» What you are asked to do: Exactly reproduce the lines that follow.
(begin)
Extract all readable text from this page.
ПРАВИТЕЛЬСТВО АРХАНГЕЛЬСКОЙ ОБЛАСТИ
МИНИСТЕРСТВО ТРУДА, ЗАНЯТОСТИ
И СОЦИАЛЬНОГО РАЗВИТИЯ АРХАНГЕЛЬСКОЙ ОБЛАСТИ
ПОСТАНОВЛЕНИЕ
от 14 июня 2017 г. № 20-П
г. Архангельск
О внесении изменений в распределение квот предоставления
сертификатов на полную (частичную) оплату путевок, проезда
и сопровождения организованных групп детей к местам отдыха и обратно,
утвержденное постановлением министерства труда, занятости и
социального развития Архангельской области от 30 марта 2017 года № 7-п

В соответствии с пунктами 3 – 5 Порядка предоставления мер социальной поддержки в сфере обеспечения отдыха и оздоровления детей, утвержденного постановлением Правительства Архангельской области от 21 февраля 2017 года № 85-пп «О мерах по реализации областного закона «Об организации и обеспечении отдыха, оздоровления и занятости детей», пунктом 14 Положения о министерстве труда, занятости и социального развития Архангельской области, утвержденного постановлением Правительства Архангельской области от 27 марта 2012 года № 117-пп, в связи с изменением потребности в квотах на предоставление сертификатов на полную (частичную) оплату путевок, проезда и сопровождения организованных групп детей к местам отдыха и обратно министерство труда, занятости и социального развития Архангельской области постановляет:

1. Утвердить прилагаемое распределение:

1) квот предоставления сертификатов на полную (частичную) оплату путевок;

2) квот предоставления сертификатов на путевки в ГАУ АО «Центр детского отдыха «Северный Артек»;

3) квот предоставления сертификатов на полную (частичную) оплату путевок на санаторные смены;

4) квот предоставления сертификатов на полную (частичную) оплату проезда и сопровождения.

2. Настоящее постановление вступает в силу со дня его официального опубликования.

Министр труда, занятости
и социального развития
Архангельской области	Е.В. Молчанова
(end)
» Full response:
Extract all readable text from this page.
ПРАВИТЕЛЬСТВО АРХАНГЕЛЬСКОЙ ОБЛАСТИ
МИНИСТЕРСТВО ТРУДА, ЗАНЯТОСТИ
И СОЦИАЛЬНОГО РАЗВИТИЯ АРХАНГЕЛЬСКОЙ ОБЛАСТИ
ПОСТАНОВЛЕНИЕ
от 14 июня 2017 г. № 20-П
г. Архангельск
О внесении изменений в распределение квот предоставления
сертификатов на полную (частичную) оплату путевок, проезда
и сопровождения организованных групп детей к местам отдыха и обратно,
утвержденное постановлением министерства труда, занятости и
социального развития Архангельской области от 30 марта 2017 года № 7-п

В соответствии с пунктами 3 – 5 Порядка предоставления мер социальной поддержки в сфере обеспечения отдыха и оздоровления детей, утвержденного постановлением Правительства Архангельской области от 21 февраля 2017 года № 85-пп «О мерах по реализации областного закона «Об организации и обеспечении отдыха, оздоровления и занятости детей», пунктом 14 Положения о министерстве труда, занятости и социального развития Архангельской области, утвержденного постановлением Правительства Архангельской области от 27 марта 2012 года № 117-пп, в связи с изменением потребности в квотах на предоставление сертификатов на полную (частичную) оплату путевок, проезда и сопровождения организованных групп детей к местам отдыха и обратно министерство труда, занятости и социального развития Архангельской области постановляет:

1. Утвердить прилагаемое распределение:

1) квот предоставления сертификатов на полную (частичную) оплату путевок;

2) квот предоставления сертификатов на путевки в ГАУ АО «Центр детского отдыха «Северный Артек»;

3) квот предоставления сертификатов на полную (частичную) оплату путевок на санаторные смены;

4) квот предоставления сертификатов на полную (частичную) оплату проезда и сопровождения.

2. Настоящее постановление вступает в силу со дня его официального опубликования.

Министр труда, занятости
и социального развития
Архангельской области	Е.В. Молчанова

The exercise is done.